Restate the full set of records exactly, word for word.

Records for this task
____

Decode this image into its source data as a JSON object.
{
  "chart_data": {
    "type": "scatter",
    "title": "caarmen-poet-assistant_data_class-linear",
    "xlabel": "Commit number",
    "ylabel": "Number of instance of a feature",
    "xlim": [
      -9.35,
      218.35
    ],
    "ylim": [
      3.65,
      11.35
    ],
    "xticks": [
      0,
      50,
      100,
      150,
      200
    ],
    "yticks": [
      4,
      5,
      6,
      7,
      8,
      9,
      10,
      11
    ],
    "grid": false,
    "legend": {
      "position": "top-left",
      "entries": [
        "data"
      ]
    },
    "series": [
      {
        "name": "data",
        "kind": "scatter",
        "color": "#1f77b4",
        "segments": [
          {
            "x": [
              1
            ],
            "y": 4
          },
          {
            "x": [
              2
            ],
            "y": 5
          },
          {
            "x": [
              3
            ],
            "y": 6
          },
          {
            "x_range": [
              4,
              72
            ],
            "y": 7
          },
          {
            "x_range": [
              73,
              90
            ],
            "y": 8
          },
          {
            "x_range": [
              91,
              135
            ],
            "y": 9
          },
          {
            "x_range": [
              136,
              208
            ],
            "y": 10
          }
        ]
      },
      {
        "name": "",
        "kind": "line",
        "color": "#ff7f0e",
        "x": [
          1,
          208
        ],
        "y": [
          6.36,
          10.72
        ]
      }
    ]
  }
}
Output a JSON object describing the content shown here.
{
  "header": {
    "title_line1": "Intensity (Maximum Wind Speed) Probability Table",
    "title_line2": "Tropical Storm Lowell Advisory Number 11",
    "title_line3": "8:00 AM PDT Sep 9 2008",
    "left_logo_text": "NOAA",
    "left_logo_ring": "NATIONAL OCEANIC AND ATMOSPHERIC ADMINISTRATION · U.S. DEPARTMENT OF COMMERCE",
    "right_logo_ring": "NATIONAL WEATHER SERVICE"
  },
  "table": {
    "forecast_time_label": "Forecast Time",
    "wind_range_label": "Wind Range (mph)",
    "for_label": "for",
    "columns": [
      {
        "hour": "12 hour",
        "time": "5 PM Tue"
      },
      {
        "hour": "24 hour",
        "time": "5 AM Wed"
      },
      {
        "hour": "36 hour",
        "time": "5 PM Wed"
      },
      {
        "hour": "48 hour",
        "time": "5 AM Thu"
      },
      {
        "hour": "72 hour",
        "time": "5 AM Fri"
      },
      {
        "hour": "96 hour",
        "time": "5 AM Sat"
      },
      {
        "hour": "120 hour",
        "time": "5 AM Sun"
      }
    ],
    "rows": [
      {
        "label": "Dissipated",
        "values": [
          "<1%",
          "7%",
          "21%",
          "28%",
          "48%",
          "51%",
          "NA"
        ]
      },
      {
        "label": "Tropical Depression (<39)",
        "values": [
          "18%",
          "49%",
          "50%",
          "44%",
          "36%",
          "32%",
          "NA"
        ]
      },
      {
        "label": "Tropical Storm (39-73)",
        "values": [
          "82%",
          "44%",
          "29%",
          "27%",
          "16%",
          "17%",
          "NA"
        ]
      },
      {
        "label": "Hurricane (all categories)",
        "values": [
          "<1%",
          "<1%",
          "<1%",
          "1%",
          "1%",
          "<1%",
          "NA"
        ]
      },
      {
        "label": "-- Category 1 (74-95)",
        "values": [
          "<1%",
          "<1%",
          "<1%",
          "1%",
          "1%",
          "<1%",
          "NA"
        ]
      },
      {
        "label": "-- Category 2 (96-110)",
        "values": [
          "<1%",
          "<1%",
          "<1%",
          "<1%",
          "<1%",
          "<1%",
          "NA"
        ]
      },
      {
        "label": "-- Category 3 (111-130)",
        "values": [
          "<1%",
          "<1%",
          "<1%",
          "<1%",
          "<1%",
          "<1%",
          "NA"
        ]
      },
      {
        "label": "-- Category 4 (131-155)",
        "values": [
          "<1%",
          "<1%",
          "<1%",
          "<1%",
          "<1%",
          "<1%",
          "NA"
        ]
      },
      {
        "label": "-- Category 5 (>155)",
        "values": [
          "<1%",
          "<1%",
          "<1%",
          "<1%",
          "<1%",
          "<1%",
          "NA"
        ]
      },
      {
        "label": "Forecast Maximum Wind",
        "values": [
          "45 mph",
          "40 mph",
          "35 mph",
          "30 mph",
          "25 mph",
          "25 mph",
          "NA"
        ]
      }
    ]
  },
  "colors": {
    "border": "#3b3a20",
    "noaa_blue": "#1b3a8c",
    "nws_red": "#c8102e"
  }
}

____

Task response
Decode this image into its source data as a JSON object.
{
  "chart_data": {
    "type": "scatter",
    "title": "caarmen-poet-assistant_data_class-linear",
    "xlabel": "Commit number",
    "ylabel": "Number of instance of a feature",
    "xlim": [
      -9.35,
      218.35
    ],
    "ylim": [
      3.65,
      11.35
    ],
    "xticks": [
      0,
      50,
      100,
      150,
      200
    ],
    "yticks": [
      4,
      5,
      6,
      7,
      8,
      9,
      10,
      11
    ],
    "grid": false,
    "legend": {
      "position": "top-left",
      "entries": [
        "data"
      ]
    },
    "series": [
      {
        "name": "data",
        "kind": "scatter",
        "color": "#1f77b4",
        "segments": [
          {
            "x": [
              1
            ],
            "y": 4
          },
          {
            "x": [
              2
            ],
            "y": 5
          },
          {
            "x": [
              3
            ],
            "y": 6
          },
          {
            "x_range": [
              4,
              72
            ],
            "y": 7
          },
          {
            "x_range": [
              73,
              90
            ],
            "y": 8
          },
          {
            "x_range": [
              91,
              135
            ],
            "y": 9
          },
          {
            "x_range": [
              136,
              208
            ],
            "y": 10
          }
        ]
      },
      {
        "name": "",
        "kind": "line",
        "color": "#ff7f0e",
        "x": [
          1,
          208
        ],
        "y": [
          6.36,
          10.72
        ]
      }
    ]
  }
}
Output a JSON object describing the content shown here.
{
  "header": {
    "title_line1": "Intensity (Maximum Wind Speed) Probability Table",
    "title_line2": "Tropical Storm Lowell Advisory Number 11",
    "title_line3": "8:00 AM PDT Sep 9 2008",
    "left_logo_text": "NOAA",
    "left_logo_ring": "NATIONAL OCEANIC AND ATMOSPHERIC ADMINISTRATION · U.S. DEPARTMENT OF COMMERCE",
    "right_logo_ring": "NATIONAL WEATHER SERVICE"
  },
  "table": {
    "forecast_time_label": "Forecast Time",
    "wind_range_label": "Wind Range (mph)",
    "for_label": "for",
    "columns": [
      {
        "hour": "12 hour",
        "time": "5 PM Tue"
      },
      {
        "hour": "24 hour",
        "time": "5 AM Wed"
      },
      {
        "hour": "36 hour",
        "time": "5 PM Wed"
      },
      {
        "hour": "48 hour",
        "time": "5 AM Thu"
      },
      {
        "hour": "72 hour",
        "time": "5 AM Fri"
      },
      {
        "hour": "96 hour",
        "time": "5 AM Sat"
      },
      {
        "hour": "120 hour",
        "time": "5 AM Sun"
      }
    ],
    "rows": [
      {
        "label": "Dissipated",
        "values": [
          "<1%",
          "7%",
          "21%",
          "28%",
          "48%",
          "51%",
          "NA"
        ]
      },
      {
        "label": "Tropical Depression (<39)",
        "values": [
          "18%",
          "49%",
          "50%",
          "44%",
          "36%",
          "32%",
          "NA"
        ]
      },
      {
        "label": "Tropical Storm (39-73)",
        "values": [
          "82%",
          "44%",
          "29%",
          "27%",
          "16%",
          "17%",
          "NA"
        ]
      },
      {
        "label": "Hurricane (all categories)",
        "values": [
          "<1%",
          "<1%",
          "<1%",
          "1%",
          "1%",
          "<1%",
          "NA"
        ]
      },
      {
        "label": "-- Category 1 (74-95)",
        "values": [
          "<1%",
          "<1%",
          "<1%",
          "1%",
          "1%",
          "<1%",
          "NA"
        ]
      },
      {
        "label": "-- Category 2 (96-110)",
        "values": [
          "<1%",
          "<1%",
          "<1%",
          "<1%",
          "<1%",
          "<1%",
          "NA"
        ]
      },
      {
        "label": "-- Category 3 (111-130)",
        "values": [
          "<1%",
          "<1%",
          "<1%",
          "<1%",
          "<1%",
          "<1%",
          "NA"
        ]
      },
      {
        "label": "-- Category 4 (131-155)",
        "values": [
          "<1%",
          "<1%",
          "<1%",
          "<1%",
          "<1%",
          "<1%",
          "NA"
        ]
      },
      {
        "label": "-- Category 5 (>155)",
        "values": [
          "<1%",
          "<1%",
          "<1%",
          "<1%",
          "<1%",
          "<1%",
          "NA"
        ]
      },
      {
        "label": "Forecast Maximum Wind",
        "values": [
          "45 mph",
          "40 mph",
          "35 mph",
          "30 mph",
          "25 mph",
          "25 mph",
          "NA"
        ]
      }
    ]
  },
  "colors": {
    "border": "#3b3a20",
    "noaa_blue": "#1b3a8c",
    "nws_red": "#c8102e"
  }
}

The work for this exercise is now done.